▶ _Exercise directions_
Copy every line of the records below where the word "Areal" occurs.

===== Dataset

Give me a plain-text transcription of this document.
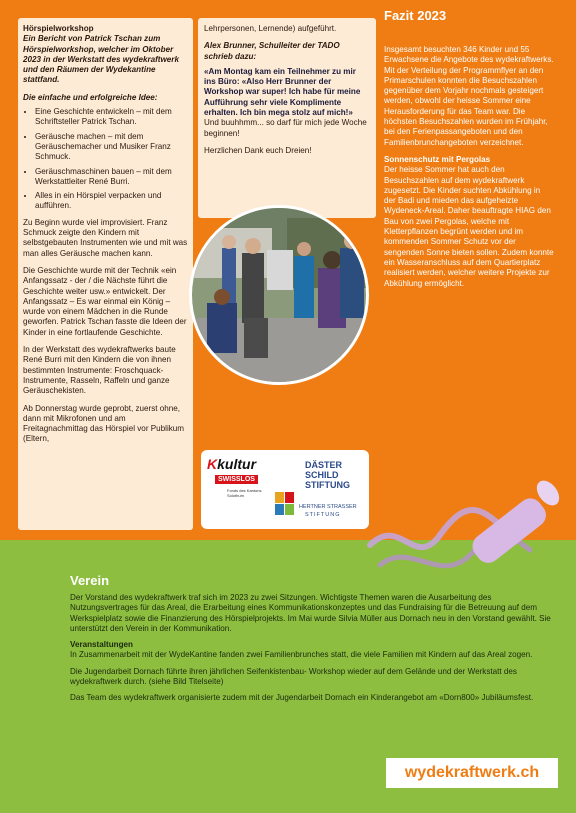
Hörspielworkshop

Ein Bericht von Patrick Tschan zum Hörspielworkshop, welcher im Oktober 2023 in der Werkstatt des wydekraftwerk und den Räumen der Wydekantine stattfand.

Die einfache und erfolgreiche Idee:

• Eine Geschichte entwickeln – mit dem Schriftsteller Patrick Tschan.
• Geräusche machen – mit dem Geräuschemacher und Musiker Franz Schmuck.
• Geräuschmaschinen bauen – mit dem Werkstattleiter René Burri.
• Alles in ein Hörspiel verpacken und aufführen.

Zu Beginn wurde viel improvisiert. Franz Schmuck zeigte den Kindern mit selbstgebauten Instrumenten wie und mit was man alles Geräusche machen kann.

Die Geschichte wurde mit der Technik «ein Anfangssatz - der / die Nächste führt die Geschichte weiter usw.» entwickelt. Der Anfangssatz – Es war einmal ein König – wurde von einem Mädchen in die Runde geworfen. Patrick Tschan fasste die Ideen der Kinder in eine fortlaufende Geschichte.

In der Werkstatt des wydekraftwerks baute René Burri mit den Kindern die von ihnen bestimmten Instrumente: Froschquack-Instrumente, Rasseln, Raffeln und ganze Geräuschekisten.

Ab Donnerstag wurde geprobt, zuerst ohne, dann mit Mikrofonen und am Freitagnachmittag das Hörspiel vor Publikum (Eltern,

Lehrpersonen, Lernende) aufgeführt.

Alex Brunner, Schulleiter der TADO schrieb dazu:

«Am Montag kam ein Teilnehmer zu mir ins Büro: «Also Herr Brunner der Workshop war super! Ich habe für meine Aufführung sehr viele Komplimente erhalten. Ich bin mega stolz auf mich!»

Und buuhhmm... so darf für mich jede Woche beginnen!

Herzlichen Dank euch Dreien!

Kkultur
SWISSLOS
Fonds des Kantons Solothurn
DÄSTER
SCHILD
STIFTUNG
HERTNER STRASSER
STIFTUNG
Fazit 2023

Insgesamt besuchten 346 Kinder und 55 Erwachsene die Angebote des wydekraftwerks. Mit der Verteilung der Programmflyer an den Primarschulen konnten die Besuchszahlen gegenüber dem Vorjahr nochmals gesteigert werden, obwohl der heisse Sommer eine Herausforderung für das Team war. Die höchsten Besuchszahlen wurden im Frühjahr, bei den Ferienpassangeboten und den Familienbrunchangeboten verzeichnet.

Sonnenschutz mit Pergolas

Der heisse Sommer hat auch den Besuchszahlen auf dem wydekraftwerk zugesetzt. Die Kinder suchten Abkühlung in der Badi und mieden das aufgeheizte Wydeneck-Areal. Daher beauftragte HIAG den Bau von zwei Pergolas, welche mit Kletterpflanzen begrünt werden und im kommenden Sommer Schutz vor der sengenden Sonne bieten sollen. Zudem konnte ein Wasseranschluss auf dem Quartierplatz realisiert werden, welcher weitere Projekte zur Abkühlung ermöglicht.

Verein

Der Vorstand des wydekraftwerk traf sich im 2023 zu zwei Sitzungen. Wichtigste Themen waren die Ausarbeitung des Nutzungsvertrages für das Areal, die Erarbeitung eines Kommunikationskonzeptes und das Fundraising für die Betreuung auf dem Werkspielplatz sowie die Finanzierung des Hörspielprojekts. Im Mai wurde Silvia Müller aus Dornach neu in den Vorstand gewählt. Sie unterstützt den Verein in der Kommunikation.

Veranstaltungen

In Zusammenarbeit mit der WydeKantine fanden zwei Familienbrunches statt, die viele Familien mit Kindern auf das Areal zogen.

Die Jugendarbeit Dornach führte ihren jährlichen Seifenkistenbau- Workshop wieder auf dem Gelände und der Werkstatt des wydekraftwerk durch. (siehe Bild Titelseite)

Das Team des wydekraftwerk organisierte zudem mit der Jugendarbeit Dornach ein Kinderangebot am «Dorn800» Jubiläumsfest.

wydekraftwerk.ch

==========

▶ _Result for this task_
Der heisse Sommer hat auch den Besuchszahlen auf dem wydekraftwerk zugesetzt. Die Kinder suchten Abkühlung in der Badi und mieden das aufgeheizte Wydeneck-Areal. Daher beauftragte HIAG den Bau von zwei Pergolas, welche mit Kletterpflanzen begrünt werden und im kommenden Sommer Schutz vor der sengenden Sonne bieten sollen. Zudem konnte ein Wasseranschluss auf dem Quartierplatz realisiert werden, welcher weitere Projekte zur Abkühlung ermöglicht.
Der Vorstand des wydekraftwerk traf sich im 2023 zu zwei Sitzungen. Wichtigste Themen waren die Ausarbeitung des Nutzungsvertrages für das Areal, die Erarbeitung eines Kommunikationskonzeptes und das Fundraising für die Betreuung auf dem Werkspielplatz sowie die Finanzierung des Hörspielprojekts. Im Mai wurde Silvia Müller aus Dornach neu in den Vorstand gewählt. Sie unterstützt den Verein in der Kommunikation.
In Zusammenarbeit mit der WydeKantine fanden zwei Familienbrunches statt, die viele Familien mit Kindern auf das Areal zogen.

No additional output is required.